[Instructions to follow]
Check each line of the material below for "считается". Report how many have it, with no other words.

(Saved data entries)
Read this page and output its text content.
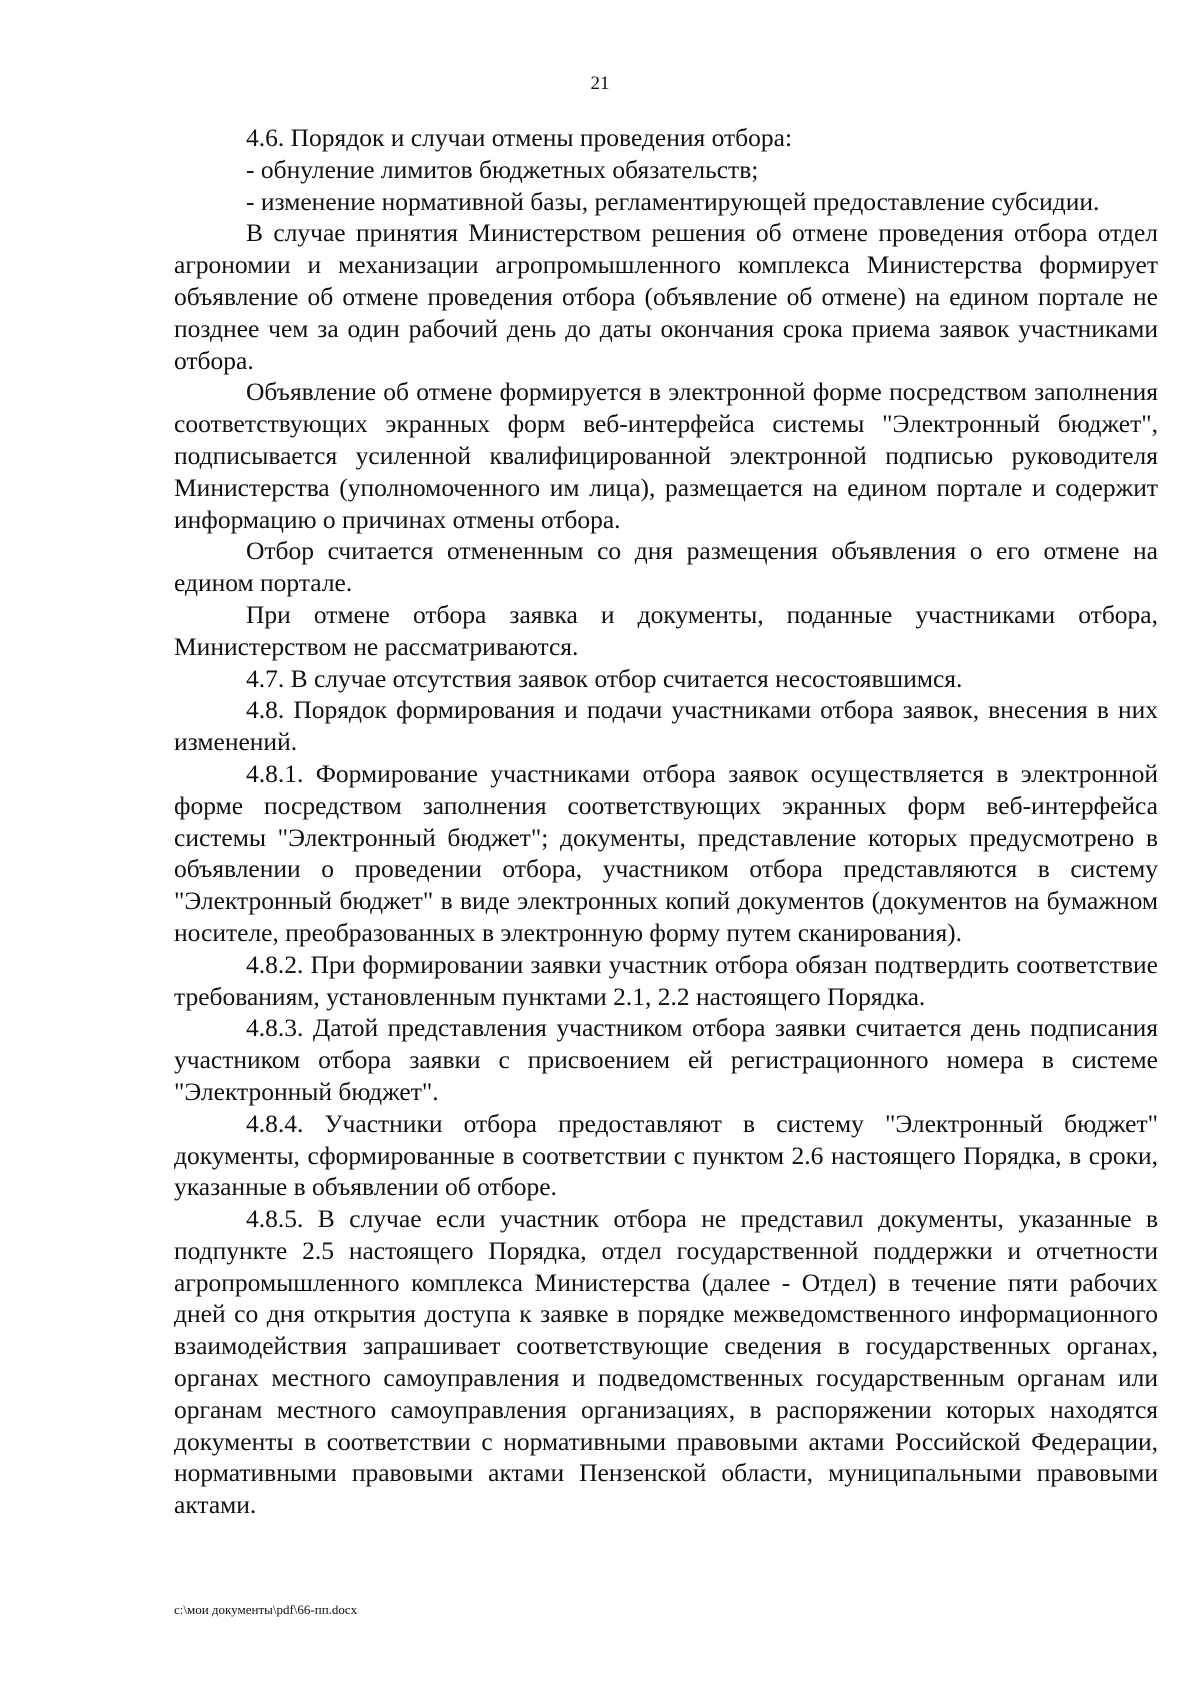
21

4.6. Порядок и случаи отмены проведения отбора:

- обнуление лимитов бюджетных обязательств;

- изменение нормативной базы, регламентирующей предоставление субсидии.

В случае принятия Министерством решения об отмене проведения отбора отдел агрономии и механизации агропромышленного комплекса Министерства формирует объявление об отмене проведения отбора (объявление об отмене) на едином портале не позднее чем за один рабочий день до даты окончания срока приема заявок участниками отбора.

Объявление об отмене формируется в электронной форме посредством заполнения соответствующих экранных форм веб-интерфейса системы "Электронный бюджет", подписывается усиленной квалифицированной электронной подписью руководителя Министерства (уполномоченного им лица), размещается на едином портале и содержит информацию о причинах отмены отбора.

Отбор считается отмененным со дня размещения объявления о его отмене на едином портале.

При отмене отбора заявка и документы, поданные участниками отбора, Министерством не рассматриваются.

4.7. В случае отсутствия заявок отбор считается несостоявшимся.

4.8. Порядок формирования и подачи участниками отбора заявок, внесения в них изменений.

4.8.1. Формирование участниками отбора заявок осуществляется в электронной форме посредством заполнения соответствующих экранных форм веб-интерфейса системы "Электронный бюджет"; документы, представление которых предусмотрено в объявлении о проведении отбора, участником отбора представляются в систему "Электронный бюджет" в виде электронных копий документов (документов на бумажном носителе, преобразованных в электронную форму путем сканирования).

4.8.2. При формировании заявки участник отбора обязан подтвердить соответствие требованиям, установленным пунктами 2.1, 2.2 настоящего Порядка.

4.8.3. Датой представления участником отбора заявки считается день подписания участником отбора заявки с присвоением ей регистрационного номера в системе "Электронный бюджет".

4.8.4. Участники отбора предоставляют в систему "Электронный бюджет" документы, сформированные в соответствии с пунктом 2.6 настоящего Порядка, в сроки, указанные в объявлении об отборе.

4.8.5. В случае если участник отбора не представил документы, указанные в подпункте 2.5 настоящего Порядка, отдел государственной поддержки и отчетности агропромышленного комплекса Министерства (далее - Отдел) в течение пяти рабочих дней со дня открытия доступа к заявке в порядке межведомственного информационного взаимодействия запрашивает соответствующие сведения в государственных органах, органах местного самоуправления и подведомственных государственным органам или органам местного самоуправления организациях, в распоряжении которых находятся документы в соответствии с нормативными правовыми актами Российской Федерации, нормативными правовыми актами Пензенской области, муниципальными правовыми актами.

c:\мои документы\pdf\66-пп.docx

* * *

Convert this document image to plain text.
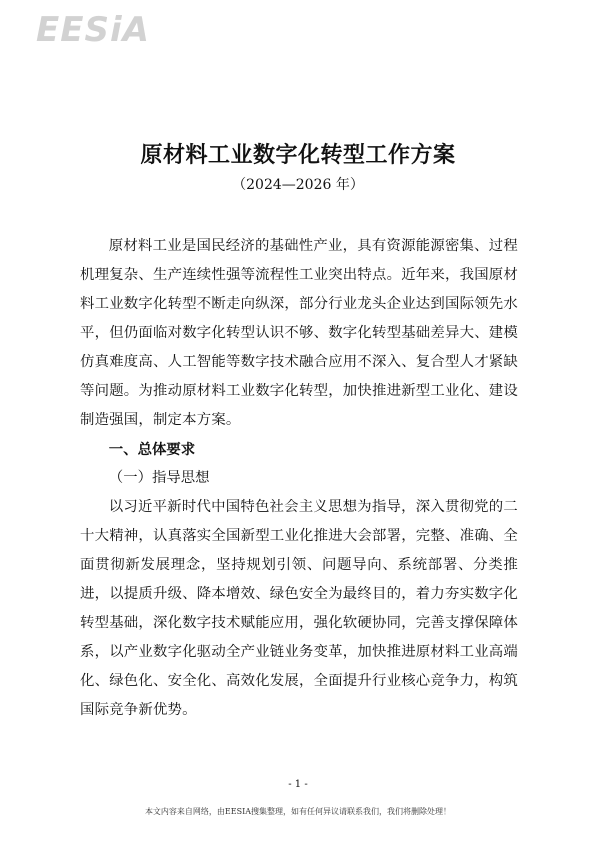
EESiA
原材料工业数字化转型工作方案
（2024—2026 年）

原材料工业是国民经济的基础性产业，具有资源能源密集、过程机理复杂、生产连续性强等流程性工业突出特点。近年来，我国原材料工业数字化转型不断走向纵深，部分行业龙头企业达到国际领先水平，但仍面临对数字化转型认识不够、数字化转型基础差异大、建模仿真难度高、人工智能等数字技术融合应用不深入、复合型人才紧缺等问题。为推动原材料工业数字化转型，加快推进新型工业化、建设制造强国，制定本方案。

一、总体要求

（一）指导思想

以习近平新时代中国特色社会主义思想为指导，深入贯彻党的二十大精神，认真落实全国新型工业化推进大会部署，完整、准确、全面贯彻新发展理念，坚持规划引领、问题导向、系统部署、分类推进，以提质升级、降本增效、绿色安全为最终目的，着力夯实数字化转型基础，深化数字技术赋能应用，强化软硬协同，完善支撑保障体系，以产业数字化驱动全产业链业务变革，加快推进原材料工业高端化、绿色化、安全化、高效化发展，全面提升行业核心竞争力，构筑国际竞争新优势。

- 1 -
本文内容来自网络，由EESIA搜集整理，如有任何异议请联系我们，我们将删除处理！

---

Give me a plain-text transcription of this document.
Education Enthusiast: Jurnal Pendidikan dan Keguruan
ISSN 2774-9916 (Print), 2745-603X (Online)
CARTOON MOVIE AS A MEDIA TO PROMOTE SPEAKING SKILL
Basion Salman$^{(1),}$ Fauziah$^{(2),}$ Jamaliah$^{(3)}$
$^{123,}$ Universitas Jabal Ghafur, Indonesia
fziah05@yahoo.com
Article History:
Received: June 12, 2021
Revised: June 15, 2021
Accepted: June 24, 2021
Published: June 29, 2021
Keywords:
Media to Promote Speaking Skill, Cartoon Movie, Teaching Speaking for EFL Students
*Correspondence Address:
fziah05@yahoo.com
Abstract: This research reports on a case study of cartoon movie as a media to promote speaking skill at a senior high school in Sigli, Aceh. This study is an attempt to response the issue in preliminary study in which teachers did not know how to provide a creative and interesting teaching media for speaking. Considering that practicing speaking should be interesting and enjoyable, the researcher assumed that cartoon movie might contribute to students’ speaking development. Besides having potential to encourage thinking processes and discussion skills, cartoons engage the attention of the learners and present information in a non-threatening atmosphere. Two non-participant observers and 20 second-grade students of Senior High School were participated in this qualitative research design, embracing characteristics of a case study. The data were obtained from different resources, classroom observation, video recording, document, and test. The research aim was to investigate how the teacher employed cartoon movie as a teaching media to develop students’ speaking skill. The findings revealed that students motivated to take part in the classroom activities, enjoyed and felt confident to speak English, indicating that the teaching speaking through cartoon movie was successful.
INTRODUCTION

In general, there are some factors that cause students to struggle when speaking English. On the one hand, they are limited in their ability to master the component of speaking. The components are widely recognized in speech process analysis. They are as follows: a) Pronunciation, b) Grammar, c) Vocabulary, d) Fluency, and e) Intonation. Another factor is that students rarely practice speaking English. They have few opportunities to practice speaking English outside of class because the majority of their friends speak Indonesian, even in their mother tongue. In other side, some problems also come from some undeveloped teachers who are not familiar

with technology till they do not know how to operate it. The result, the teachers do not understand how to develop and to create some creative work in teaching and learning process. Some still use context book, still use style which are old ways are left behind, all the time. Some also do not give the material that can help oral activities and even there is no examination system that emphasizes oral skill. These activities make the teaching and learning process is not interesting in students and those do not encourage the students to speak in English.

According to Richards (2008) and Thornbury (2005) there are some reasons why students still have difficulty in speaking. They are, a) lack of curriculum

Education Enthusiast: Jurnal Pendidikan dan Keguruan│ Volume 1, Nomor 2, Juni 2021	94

[Response to this exercise]
3